Data tied to figure images:
^^^^

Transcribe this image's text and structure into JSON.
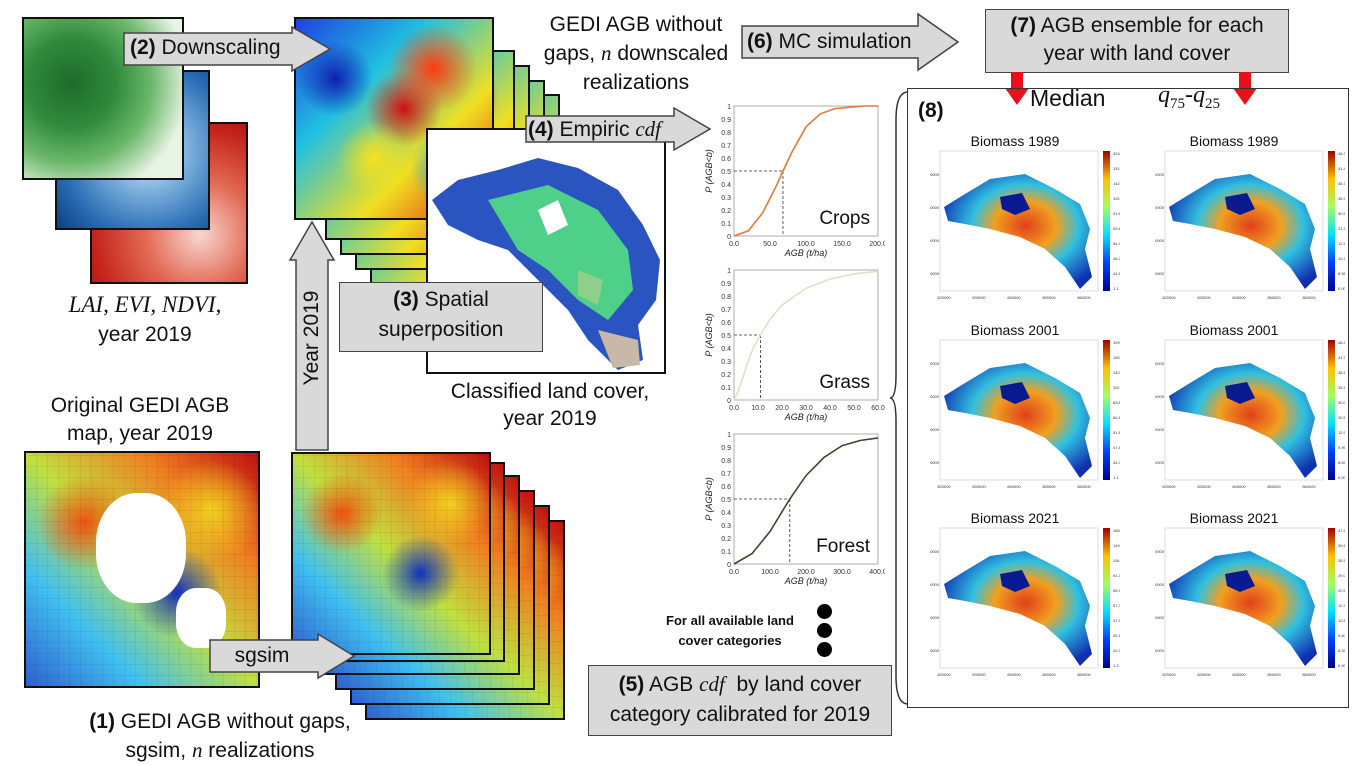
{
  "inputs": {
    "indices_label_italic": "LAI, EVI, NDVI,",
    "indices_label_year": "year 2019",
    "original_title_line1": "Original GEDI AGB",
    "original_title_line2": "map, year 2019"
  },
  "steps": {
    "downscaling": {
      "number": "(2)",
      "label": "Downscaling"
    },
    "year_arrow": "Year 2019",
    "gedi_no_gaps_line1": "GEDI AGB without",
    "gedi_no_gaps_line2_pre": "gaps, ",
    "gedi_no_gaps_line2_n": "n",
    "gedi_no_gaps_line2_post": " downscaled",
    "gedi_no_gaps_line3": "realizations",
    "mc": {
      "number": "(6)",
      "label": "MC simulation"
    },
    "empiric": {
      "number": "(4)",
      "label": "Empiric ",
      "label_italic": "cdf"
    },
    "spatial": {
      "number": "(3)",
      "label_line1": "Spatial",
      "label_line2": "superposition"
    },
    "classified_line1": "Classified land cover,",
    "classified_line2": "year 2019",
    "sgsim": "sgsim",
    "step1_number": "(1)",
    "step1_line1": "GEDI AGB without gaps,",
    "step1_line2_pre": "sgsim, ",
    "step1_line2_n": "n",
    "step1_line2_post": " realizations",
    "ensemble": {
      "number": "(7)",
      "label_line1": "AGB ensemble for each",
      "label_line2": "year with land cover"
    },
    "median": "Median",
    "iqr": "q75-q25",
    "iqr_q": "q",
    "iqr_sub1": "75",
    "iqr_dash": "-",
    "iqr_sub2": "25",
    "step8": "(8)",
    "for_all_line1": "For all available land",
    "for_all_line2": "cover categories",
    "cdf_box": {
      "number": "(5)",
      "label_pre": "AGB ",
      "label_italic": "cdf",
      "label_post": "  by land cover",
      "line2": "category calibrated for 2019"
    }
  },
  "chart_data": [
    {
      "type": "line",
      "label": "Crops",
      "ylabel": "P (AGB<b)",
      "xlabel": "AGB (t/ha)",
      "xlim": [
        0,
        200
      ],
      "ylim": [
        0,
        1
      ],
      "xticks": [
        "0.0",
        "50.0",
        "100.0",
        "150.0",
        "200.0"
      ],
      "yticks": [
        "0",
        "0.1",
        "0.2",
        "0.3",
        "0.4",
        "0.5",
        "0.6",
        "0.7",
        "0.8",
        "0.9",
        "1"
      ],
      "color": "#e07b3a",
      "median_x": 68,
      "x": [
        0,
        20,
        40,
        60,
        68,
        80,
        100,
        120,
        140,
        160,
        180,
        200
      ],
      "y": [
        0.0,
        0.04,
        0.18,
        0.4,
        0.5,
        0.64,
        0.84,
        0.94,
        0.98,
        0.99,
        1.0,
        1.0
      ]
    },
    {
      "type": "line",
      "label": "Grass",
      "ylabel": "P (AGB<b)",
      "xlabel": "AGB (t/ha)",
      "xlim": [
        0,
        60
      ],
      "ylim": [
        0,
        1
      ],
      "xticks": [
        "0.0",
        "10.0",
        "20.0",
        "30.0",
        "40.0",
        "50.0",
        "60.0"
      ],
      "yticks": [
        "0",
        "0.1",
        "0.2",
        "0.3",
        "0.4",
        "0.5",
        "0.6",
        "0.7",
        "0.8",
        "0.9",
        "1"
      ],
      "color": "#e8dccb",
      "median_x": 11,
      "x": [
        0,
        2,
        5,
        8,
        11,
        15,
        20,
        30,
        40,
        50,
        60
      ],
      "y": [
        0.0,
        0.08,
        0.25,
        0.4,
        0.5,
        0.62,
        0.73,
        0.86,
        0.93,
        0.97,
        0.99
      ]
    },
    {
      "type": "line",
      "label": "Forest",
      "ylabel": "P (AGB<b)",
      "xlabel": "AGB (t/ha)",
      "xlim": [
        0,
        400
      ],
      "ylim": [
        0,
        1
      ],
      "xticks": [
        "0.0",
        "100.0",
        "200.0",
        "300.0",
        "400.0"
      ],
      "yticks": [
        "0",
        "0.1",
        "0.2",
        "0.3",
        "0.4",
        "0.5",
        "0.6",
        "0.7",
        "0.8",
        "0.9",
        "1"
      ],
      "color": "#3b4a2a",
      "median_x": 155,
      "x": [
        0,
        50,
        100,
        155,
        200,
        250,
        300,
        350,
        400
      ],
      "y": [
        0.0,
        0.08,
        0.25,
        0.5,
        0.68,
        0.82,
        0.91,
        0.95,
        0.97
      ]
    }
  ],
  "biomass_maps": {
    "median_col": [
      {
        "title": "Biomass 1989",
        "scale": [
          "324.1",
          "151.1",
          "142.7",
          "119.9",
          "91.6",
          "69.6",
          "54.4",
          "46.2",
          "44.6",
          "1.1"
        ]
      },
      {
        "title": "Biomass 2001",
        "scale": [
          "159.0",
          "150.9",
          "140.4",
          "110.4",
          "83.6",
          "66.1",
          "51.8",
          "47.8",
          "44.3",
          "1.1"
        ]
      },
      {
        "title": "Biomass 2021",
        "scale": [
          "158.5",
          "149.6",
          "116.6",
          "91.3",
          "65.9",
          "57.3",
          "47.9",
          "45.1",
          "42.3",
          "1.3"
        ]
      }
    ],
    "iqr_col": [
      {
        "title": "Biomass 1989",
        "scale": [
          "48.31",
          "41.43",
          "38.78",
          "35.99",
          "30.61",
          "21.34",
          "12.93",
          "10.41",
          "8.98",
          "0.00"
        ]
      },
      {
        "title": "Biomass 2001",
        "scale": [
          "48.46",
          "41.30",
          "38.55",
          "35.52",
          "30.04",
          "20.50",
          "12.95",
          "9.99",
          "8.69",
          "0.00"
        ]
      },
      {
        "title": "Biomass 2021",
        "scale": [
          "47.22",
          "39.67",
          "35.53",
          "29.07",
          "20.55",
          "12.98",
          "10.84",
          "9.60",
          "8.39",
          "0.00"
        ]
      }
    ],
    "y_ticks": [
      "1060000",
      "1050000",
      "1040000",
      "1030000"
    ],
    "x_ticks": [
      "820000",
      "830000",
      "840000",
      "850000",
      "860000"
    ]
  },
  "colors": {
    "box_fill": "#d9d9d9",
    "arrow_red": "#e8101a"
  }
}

^^^^

Your task is to reproduce all of the material exactly. The pictures stay out.

* _SOLUTION FOR THIS TASK_
Transcribe this image's text and structure into JSON.
{
  "inputs": {
    "indices_label_italic": "LAI, EVI, NDVI,",
    "indices_label_year": "year 2019",
    "original_title_line1": "Original GEDI AGB",
    "original_title_line2": "map, year 2019"
  },
  "steps": {
    "downscaling": {
      "number": "(2)",
      "label": "Downscaling"
    },
    "year_arrow": "Year 2019",
    "gedi_no_gaps_line1": "GEDI AGB without",
    "gedi_no_gaps_line2_pre": "gaps, ",
    "gedi_no_gaps_line2_n": "n",
    "gedi_no_gaps_line2_post": " downscaled",
    "gedi_no_gaps_line3": "realizations",
    "mc": {
      "number": "(6)",
      "label": "MC simulation"
    },
    "empiric": {
      "number": "(4)",
      "label": "Empiric ",
      "label_italic": "cdf"
    },
    "spatial": {
      "number": "(3)",
      "label_line1": "Spatial",
      "label_line2": "superposition"
    },
    "classified_line1": "Classified land cover,",
    "classified_line2": "year 2019",
    "sgsim": "sgsim",
    "step1_number": "(1)",
    "step1_line1": "GEDI AGB without gaps,",
    "step1_line2_pre": "sgsim, ",
    "step1_line2_n": "n",
    "step1_line2_post": " realizations",
    "ensemble": {
      "number": "(7)",
      "label_line1": "AGB ensemble for each",
      "label_line2": "year with land cover"
    },
    "median": "Median",
    "iqr": "q75-q25",
    "iqr_q": "q",
    "iqr_sub1": "75",
    "iqr_dash": "-",
    "iqr_sub2": "25",
    "step8": "(8)",
    "for_all_line1": "For all available land",
    "for_all_line2": "cover categories",
    "cdf_box": {
      "number": "(5)",
      "label_pre": "AGB ",
      "label_italic": "cdf",
      "label_post": "  by land cover",
      "line2": "category calibrated for 2019"
    }
  },
  "chart_data": [
    {
      "type": "line",
      "label": "Crops",
      "ylabel": "P (AGB<b)",
      "xlabel": "AGB (t/ha)",
      "xlim": [
        0,
        200
      ],
      "ylim": [
        0,
        1
      ],
      "xticks": [
        "0.0",
        "50.0",
        "100.0",
        "150.0",
        "200.0"
      ],
      "yticks": [
        "0",
        "0.1",
        "0.2",
        "0.3",
        "0.4",
        "0.5",
        "0.6",
        "0.7",
        "0.8",
        "0.9",
        "1"
      ],
      "color": "#e07b3a",
      "median_x": 68,
      "x": [
        0,
        20,
        40,
        60,
        68,
        80,
        100,
        120,
        140,
        160,
        180,
        200
      ],
      "y": [
        0.0,
        0.04,
        0.18,
        0.4,
        0.5,
        0.64,
        0.84,
        0.94,
        0.98,
        0.99,
        1.0,
        1.0
      ]
    },
    {
      "type": "line",
      "label": "Grass",
      "ylabel": "P (AGB<b)",
      "xlabel": "AGB (t/ha)",
      "xlim": [
        0,
        60
      ],
      "ylim": [
        0,
        1
      ],
      "xticks": [
        "0.0",
        "10.0",
        "20.0",
        "30.0",
        "40.0",
        "50.0",
        "60.0"
      ],
      "yticks": [
        "0",
        "0.1",
        "0.2",
        "0.3",
        "0.4",
        "0.5",
        "0.6",
        "0.7",
        "0.8",
        "0.9",
        "1"
      ],
      "color": "#e8dccb",
      "median_x": 11,
      "x": [
        0,
        2,
        5,
        8,
        11,
        15,
        20,
        30,
        40,
        50,
        60
      ],
      "y": [
        0.0,
        0.08,
        0.25,
        0.4,
        0.5,
        0.62,
        0.73,
        0.86,
        0.93,
        0.97,
        0.99
      ]
    },
    {
      "type": "line",
      "label": "Forest",
      "ylabel": "P (AGB<b)",
      "xlabel": "AGB (t/ha)",
      "xlim": [
        0,
        400
      ],
      "ylim": [
        0,
        1
      ],
      "xticks": [
        "0.0",
        "100.0",
        "200.0",
        "300.0",
        "400.0"
      ],
      "yticks": [
        "0",
        "0.1",
        "0.2",
        "0.3",
        "0.4",
        "0.5",
        "0.6",
        "0.7",
        "0.8",
        "0.9",
        "1"
      ],
      "color": "#3b4a2a",
      "median_x": 155,
      "x": [
        0,
        50,
        100,
        155,
        200,
        250,
        300,
        350,
        400
      ],
      "y": [
        0.0,
        0.08,
        0.25,
        0.5,
        0.68,
        0.82,
        0.91,
        0.95,
        0.97
      ]
    }
  ],
  "biomass_maps": {
    "median_col": [
      {
        "title": "Biomass 1989",
        "scale": [
          "324.1",
          "151.1",
          "142.7",
          "119.9",
          "91.6",
          "69.6",
          "54.4",
          "46.2",
          "44.6",
          "1.1"
        ]
      },
      {
        "title": "Biomass 2001",
        "scale": [
          "159.0",
          "150.9",
          "140.4",
          "110.4",
          "83.6",
          "66.1",
          "51.8",
          "47.8",
          "44.3",
          "1.1"
        ]
      },
      {
        "title": "Biomass 2021",
        "scale": [
          "158.5",
          "149.6",
          "116.6",
          "91.3",
          "65.9",
          "57.3",
          "47.9",
          "45.1",
          "42.3",
          "1.3"
        ]
      }
    ],
    "iqr_col": [
      {
        "title": "Biomass 1989",
        "scale": [
          "48.31",
          "41.43",
          "38.78",
          "35.99",
          "30.61",
          "21.34",
          "12.93",
          "10.41",
          "8.98",
          "0.00"
        ]
      },
      {
        "title": "Biomass 2001",
        "scale": [
          "48.46",
          "41.30",
          "38.55",
          "35.52",
          "30.04",
          "20.50",
          "12.95",
          "9.99",
          "8.69",
          "0.00"
        ]
      },
      {
        "title": "Biomass 2021",
        "scale": [
          "47.22",
          "39.67",
          "35.53",
          "29.07",
          "20.55",
          "12.98",
          "10.84",
          "9.60",
          "8.39",
          "0.00"
        ]
      }
    ],
    "y_ticks": [
      "1060000",
      "1050000",
      "1040000",
      "1030000"
    ],
    "x_ticks": [
      "820000",
      "830000",
      "840000",
      "850000",
      "860000"
    ]
  },
  "colors": {
    "box_fill": "#d9d9d9",
    "arrow_red": "#e8101a"
  }
}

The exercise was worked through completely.